━━━━━ MATERIAL ━━━━━
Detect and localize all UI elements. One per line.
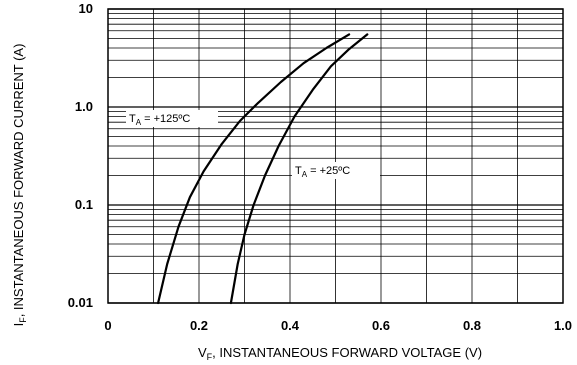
series-label-background xyxy=(126,110,218,127)
series-label-sub: A xyxy=(302,170,308,179)
x-tick-label: 0.6 xyxy=(372,318,390,333)
series-label-text: TA = +125ºC xyxy=(129,113,190,127)
y-axis-title-sub: F xyxy=(18,317,28,323)
series-label-rest: = +25ºC xyxy=(307,165,350,177)
x-axis-title-rest: , INSTANTANEOUS FORWARD VOLTAGE (V) xyxy=(212,345,482,360)
y-tick-label: 0.01 xyxy=(68,295,93,310)
x-tick-label: 0.8 xyxy=(463,318,481,333)
plot-frame xyxy=(107,8,564,304)
y-axis-title-rest: , INSTANTANEOUS FORWARD CURRENT (A) xyxy=(11,44,26,318)
series-label-background xyxy=(292,162,380,179)
series-label-main: T xyxy=(129,113,136,125)
x-tick-label: 0.4 xyxy=(281,318,300,333)
series-label-sub: A xyxy=(136,118,142,127)
x-axis-title-main: V xyxy=(198,345,207,360)
y-axis-title: IF, INSTANTANEOUS FORWARD CURRENT (A) xyxy=(11,44,28,327)
x-tick-label: 1.0 xyxy=(554,318,572,333)
x-tick-labels: 0 0.2 0.4 0.6 0.8 1.0 xyxy=(104,318,572,333)
y-tick-label: 1.0 xyxy=(75,99,93,114)
x-axis-title: VF, INSTANTANEOUS FORWARD VOLTAGE (V) xyxy=(198,345,482,362)
series-line-1 xyxy=(157,33,351,305)
grid xyxy=(107,8,564,304)
series-label-rest: = +125ºC xyxy=(141,113,190,125)
series-line-2 xyxy=(229,33,369,305)
series-label-text: TA = +25ºC xyxy=(295,165,350,179)
series-label-2: TA = +25ºC xyxy=(292,162,380,179)
y-tick-labels: 0.01 0.1 1.0 10 xyxy=(68,1,93,310)
y-tick-label: 0.1 xyxy=(75,197,93,212)
x-tick-label: 0.2 xyxy=(190,318,208,333)
series-label-main: T xyxy=(295,165,302,177)
plot-border xyxy=(107,8,564,304)
y-axis-title-main: I xyxy=(11,323,26,327)
series-group xyxy=(157,33,369,305)
y-tick-label: 10 xyxy=(79,1,93,16)
x-tick-label: 0 xyxy=(104,318,111,333)
series-label-1: TA = +125ºC xyxy=(126,110,218,127)
x-axis-title-sub: F xyxy=(207,352,213,362)
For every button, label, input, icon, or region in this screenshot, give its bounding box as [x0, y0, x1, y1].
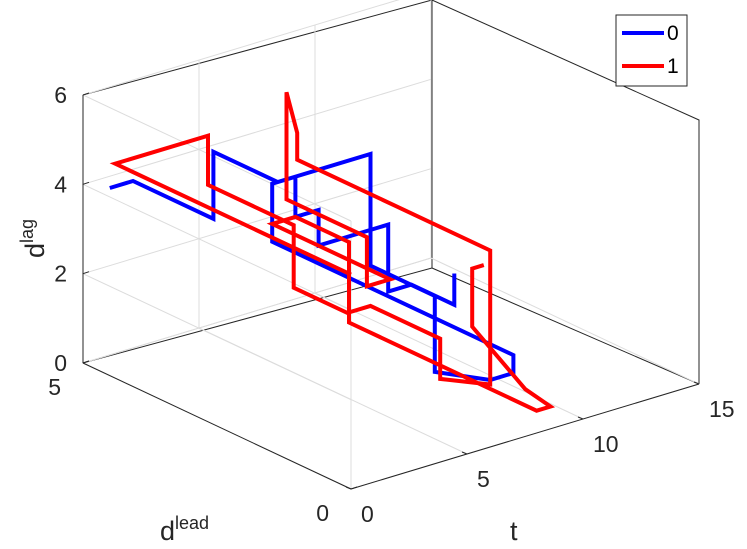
y-tick-label-1: 5: [48, 374, 61, 400]
z-axis-label: dlag: [17, 219, 50, 258]
z-tick-1: [82, 271, 90, 275]
z-tick-label-2: 4: [54, 171, 67, 197]
x-tick-label-1: 5: [477, 466, 490, 492]
legend-box: [615, 14, 688, 87]
series-line-1: [109, 91, 556, 413]
gridline-z-3: [81, 0, 400, 222]
y-tick-0: [350, 486, 358, 490]
x-tick-label-3: 15: [709, 396, 735, 422]
ticks: [82, 92, 700, 490]
legend: 0 1: [615, 14, 688, 87]
x-tick-0: [345, 486, 352, 490]
gridline-x-1: [198, 60, 468, 455]
y-axis-label-sup: lead: [175, 513, 209, 533]
z-tick-3: [82, 92, 90, 96]
y-axis-label: dlead: [160, 513, 209, 546]
x-tick-2: [577, 416, 584, 420]
z-axis-label-base: d: [20, 243, 50, 258]
gridline-y-0: [350, 221, 700, 490]
y-tick-label-0: 0: [316, 500, 329, 526]
series-line-0: [109, 148, 516, 383]
x-tick-label-0: 0: [361, 501, 374, 527]
z-axis-label-sup: lag: [17, 219, 37, 243]
legend-label-0: 0: [667, 22, 679, 45]
y-axis-label-base: d: [160, 516, 175, 546]
x-axis-line: [350, 383, 700, 490]
z-tick-label-3: 6: [54, 82, 67, 108]
back-pane-outline: [82, 0, 700, 384]
gridline-x-2: [314, 25, 584, 420]
floor-back-edge: [431, 267, 700, 385]
y-axis-line: [82, 362, 352, 490]
x-tick-3: [693, 381, 700, 385]
x-tick-label-2: 10: [593, 431, 619, 457]
legend-label-1: 1: [667, 55, 679, 78]
x-tick-1: [461, 451, 468, 455]
z-tick-label-1: 2: [54, 261, 67, 287]
gridlines: [81, 0, 700, 490]
z-tick-2: [82, 181, 90, 185]
x-axis-label: t: [510, 516, 518, 546]
z-tick-0: [82, 360, 90, 364]
z-tick-label-0: 0: [54, 350, 67, 376]
series-layer: [109, 91, 556, 413]
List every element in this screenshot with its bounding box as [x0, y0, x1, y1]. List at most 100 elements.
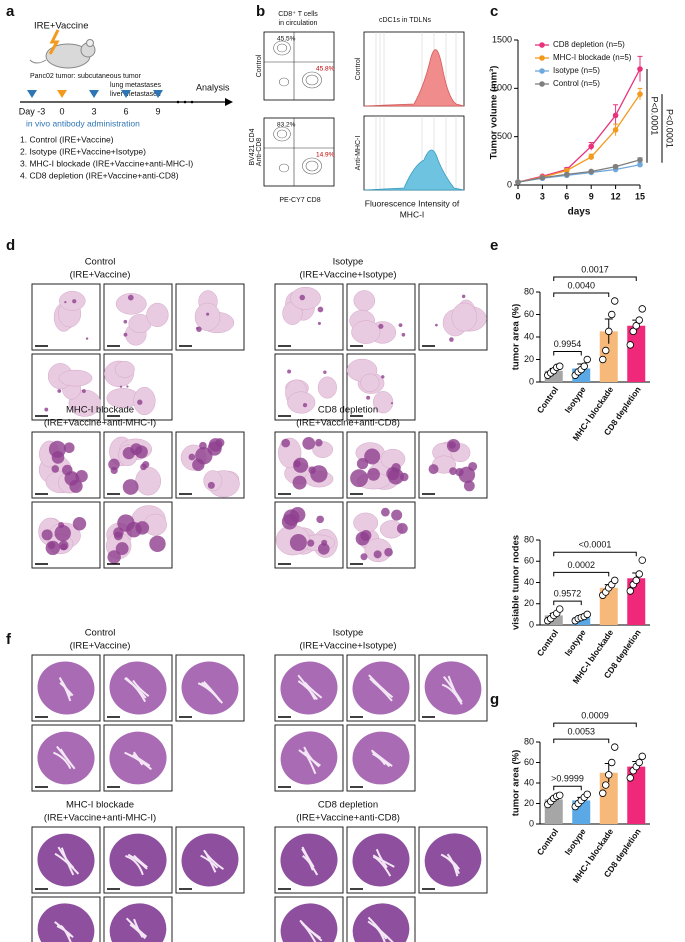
x-tick-label: Isotype	[562, 627, 587, 657]
group-title: Control	[85, 257, 116, 268]
contour	[305, 74, 319, 86]
axis-label: MHC-I	[400, 209, 425, 219]
histology-image	[346, 353, 416, 421]
panel-label: a	[6, 3, 15, 20]
histology-image	[31, 724, 101, 792]
x-tick-label: 3	[540, 191, 545, 201]
comparison-bracket	[553, 600, 582, 606]
lesion	[51, 451, 65, 464]
point	[564, 167, 570, 174]
comparison-bracket	[553, 571, 610, 577]
p-value: 0.0009	[581, 711, 609, 721]
y-tick-label: 0	[507, 179, 512, 189]
p-value: 0.0053	[567, 727, 595, 737]
lesion	[115, 542, 129, 556]
lesion	[316, 515, 324, 524]
histology-image	[103, 896, 173, 942]
day-label: Day -3	[19, 106, 46, 116]
lesion	[137, 399, 143, 405]
lesion	[126, 385, 129, 388]
data-point	[599, 789, 607, 797]
histology-image	[103, 283, 173, 351]
contour	[302, 71, 322, 89]
y-tick-label: 500	[497, 131, 512, 141]
lesion	[58, 522, 65, 529]
data-point	[608, 758, 616, 767]
panel-label: g	[490, 691, 499, 708]
tissue	[133, 386, 156, 416]
quadrant-value: 45.5%	[277, 36, 296, 43]
vessel	[125, 855, 144, 876]
lesion	[57, 389, 62, 393]
vessel	[375, 848, 388, 869]
lesion	[448, 441, 456, 449]
ellipsis-dot	[176, 100, 180, 104]
bar	[572, 617, 591, 625]
lesion	[386, 467, 400, 481]
x-tick-label: Control	[535, 385, 561, 415]
point	[637, 91, 643, 97]
histology-image	[31, 896, 101, 942]
lesion	[110, 466, 118, 475]
lesion	[310, 465, 328, 483]
lesion	[44, 407, 49, 412]
x-tick-label: 0	[515, 191, 520, 201]
data-point	[638, 305, 646, 313]
lesion	[142, 461, 150, 469]
day-label: 3	[91, 106, 96, 116]
data-point	[605, 771, 613, 779]
group-subtitle: (IRE+Vaccine)	[70, 641, 131, 652]
y-tick-label: 20	[524, 598, 534, 608]
model-line: lung metastases	[110, 82, 161, 89]
data-point	[632, 322, 640, 330]
row-label: Control	[256, 54, 263, 77]
vessel	[52, 751, 72, 770]
histology-image	[418, 826, 488, 894]
data-point	[556, 605, 564, 613]
vessel	[368, 674, 394, 699]
histology-image	[274, 501, 344, 569]
series-line	[517, 68, 641, 183]
y-tick-label: 0	[529, 376, 534, 386]
comparison-bracket	[553, 551, 637, 557]
point	[588, 143, 594, 150]
y-tick-label: 20	[524, 798, 534, 808]
histogram	[363, 49, 465, 107]
panel-label: c	[490, 3, 498, 20]
group-label: 4. CD8 depletion (IRE+Vaccine+anti-CD8)	[20, 170, 179, 180]
y-tick-label: 20	[524, 354, 534, 364]
contour	[278, 77, 290, 87]
contour	[273, 40, 291, 56]
tissue	[373, 391, 394, 414]
lesion	[317, 543, 330, 555]
histology-image	[346, 826, 416, 894]
point	[637, 66, 643, 72]
lesion	[119, 385, 123, 388]
point	[564, 171, 570, 178]
lesion	[199, 441, 207, 450]
end-label: Analysis	[196, 82, 230, 92]
lesion	[51, 465, 60, 473]
data-point	[583, 355, 591, 364]
p-value: P<0.0001	[665, 109, 675, 148]
histology-image	[418, 283, 488, 351]
data-point	[611, 743, 619, 751]
histology-image	[346, 501, 416, 569]
ellipsis-dot	[190, 100, 194, 104]
x-tick-label: Isotype	[562, 826, 587, 856]
day-label: 9	[155, 106, 160, 116]
row-label: Control	[355, 57, 362, 80]
data-point	[632, 576, 640, 585]
group-subtitle: (IRE+Vaccine+anti-CD8)	[296, 813, 400, 824]
legend-label: MHC-I blockade (n=5)	[553, 53, 632, 62]
x-tick-label: Isotype	[562, 384, 587, 414]
vessel	[441, 683, 463, 705]
lesion	[463, 480, 475, 492]
vessel	[303, 746, 320, 768]
panel-label: b	[256, 3, 265, 20]
point	[515, 179, 521, 185]
point	[612, 163, 619, 170]
lesion	[366, 395, 371, 400]
histology-image	[346, 283, 416, 351]
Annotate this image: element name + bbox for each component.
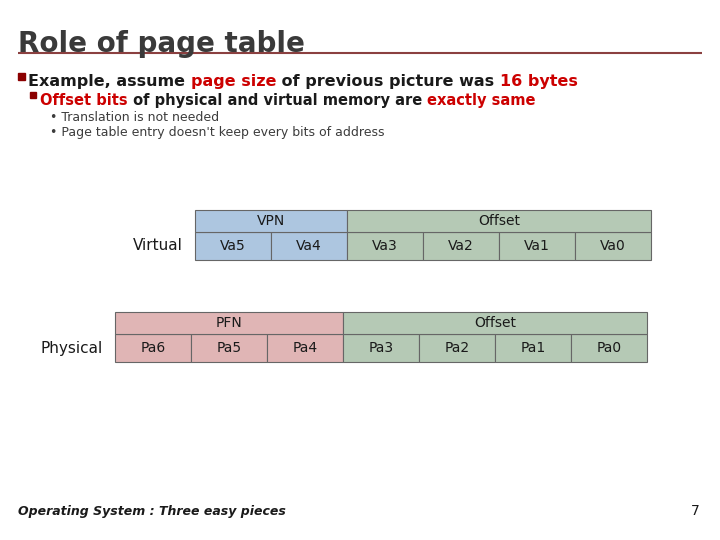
Text: of physical and virtual memory are: of physical and virtual memory are	[127, 93, 427, 108]
Bar	[347, 210, 651, 232]
Text: Virtual: Virtual	[133, 239, 183, 253]
Text: Role of page table: Role of page table	[18, 30, 305, 58]
Text: Pa4: Pa4	[292, 341, 318, 355]
Text: Va1: Va1	[524, 239, 550, 253]
Bar	[423, 232, 499, 260]
Text: Va0: Va0	[600, 239, 626, 253]
Bar	[419, 334, 495, 362]
Text: Va3: Va3	[372, 239, 398, 253]
Bar	[115, 334, 191, 362]
Text: Offset: Offset	[474, 316, 516, 330]
Text: Example, assume: Example, assume	[28, 74, 191, 89]
Bar	[271, 232, 347, 260]
Text: Pa6: Pa6	[140, 341, 166, 355]
Bar	[343, 312, 647, 334]
Bar	[347, 232, 423, 260]
Text: Pa1: Pa1	[521, 341, 546, 355]
Bar	[343, 334, 419, 362]
Text: VPN: VPN	[257, 214, 285, 228]
Bar	[191, 334, 267, 362]
Bar	[195, 232, 271, 260]
Text: Pa2: Pa2	[444, 341, 469, 355]
Bar	[575, 232, 651, 260]
Text: Physical: Physical	[41, 341, 103, 355]
Bar	[30, 92, 36, 98]
Bar	[115, 312, 343, 334]
Text: Pa0: Pa0	[596, 341, 621, 355]
Bar	[195, 210, 347, 232]
Text: page size: page size	[191, 74, 276, 89]
Text: Va2: Va2	[448, 239, 474, 253]
Text: Offset: Offset	[478, 214, 520, 228]
Text: Va4: Va4	[296, 239, 322, 253]
Bar	[571, 334, 647, 362]
Bar	[18, 73, 25, 80]
Text: of previous picture was: of previous picture was	[276, 74, 500, 89]
Text: Offset bits: Offset bits	[40, 93, 127, 108]
Text: exactly same: exactly same	[427, 93, 536, 108]
Text: • Page table entry doesn't keep every bits of address: • Page table entry doesn't keep every bi…	[50, 126, 384, 139]
Bar	[499, 232, 575, 260]
Text: 16 bytes: 16 bytes	[500, 74, 577, 89]
Text: Va5: Va5	[220, 239, 246, 253]
Bar	[495, 334, 571, 362]
Text: Pa5: Pa5	[217, 341, 242, 355]
Text: Pa3: Pa3	[369, 341, 394, 355]
Bar	[267, 334, 343, 362]
Text: • Translation is not needed: • Translation is not needed	[50, 111, 219, 124]
Text: PFN: PFN	[215, 316, 243, 330]
Text: Operating System : Three easy pieces: Operating System : Three easy pieces	[18, 505, 286, 518]
Text: 7: 7	[691, 504, 700, 518]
━━━━━
# DIRECTIONS FOR THIS TASK
Reproduce verbatim the lines of the material starting at the line that contains "627, 587, 657]" and ending at the line that contains "91, 643, 97]", including both of those lines.

# PROBLEM SOLUTION
x-tick-label: Isotype	[562, 627, 587, 657]
group-title: Control	[85, 257, 116, 268]
contour	[305, 74, 319, 86]
axis-label: MHC-I	[400, 209, 425, 219]
histology-image	[346, 353, 416, 421]
panel-label: a	[6, 3, 15, 20]
histology-image	[31, 724, 101, 792]
x-tick-label: 3	[540, 191, 545, 201]
comparison-bracket	[553, 600, 582, 606]
lesion	[51, 451, 65, 464]
point	[564, 167, 570, 174]
comparison-bracket	[553, 571, 610, 577]
p-value: 0.0009	[581, 711, 609, 721]
y-tick-label: 0	[507, 179, 512, 189]
p-value: 0.0053	[567, 727, 595, 737]
lesion	[115, 542, 129, 556]
lesion	[316, 515, 324, 524]
histology-image	[103, 896, 173, 942]
day-label: Day -3	[19, 106, 46, 116]
lesion	[137, 399, 143, 405]
lesion	[126, 385, 129, 388]
data-point	[599, 789, 607, 797]
histology-image	[103, 283, 173, 351]
contour	[302, 71, 322, 89]
y-tick-label: 500	[497, 131, 512, 141]
lesion	[58, 522, 65, 529]
data-point	[608, 758, 616, 767]
panel-label: g	[490, 691, 499, 708]
tissue	[133, 386, 156, 416]
quadrant-value: 45.5%	[277, 36, 296, 43]
vessel	[125, 855, 144, 876]
lesion	[57, 389, 62, 393]
vessel	[375, 848, 388, 869]
lesion	[448, 441, 456, 449]
ellipsis-dot	[176, 100, 180, 104]
bar	[572, 617, 591, 625]
lesion	[386, 467, 400, 481]
x-tick-label: Control	[535, 385, 561, 415]
point	[637, 91, 643, 97]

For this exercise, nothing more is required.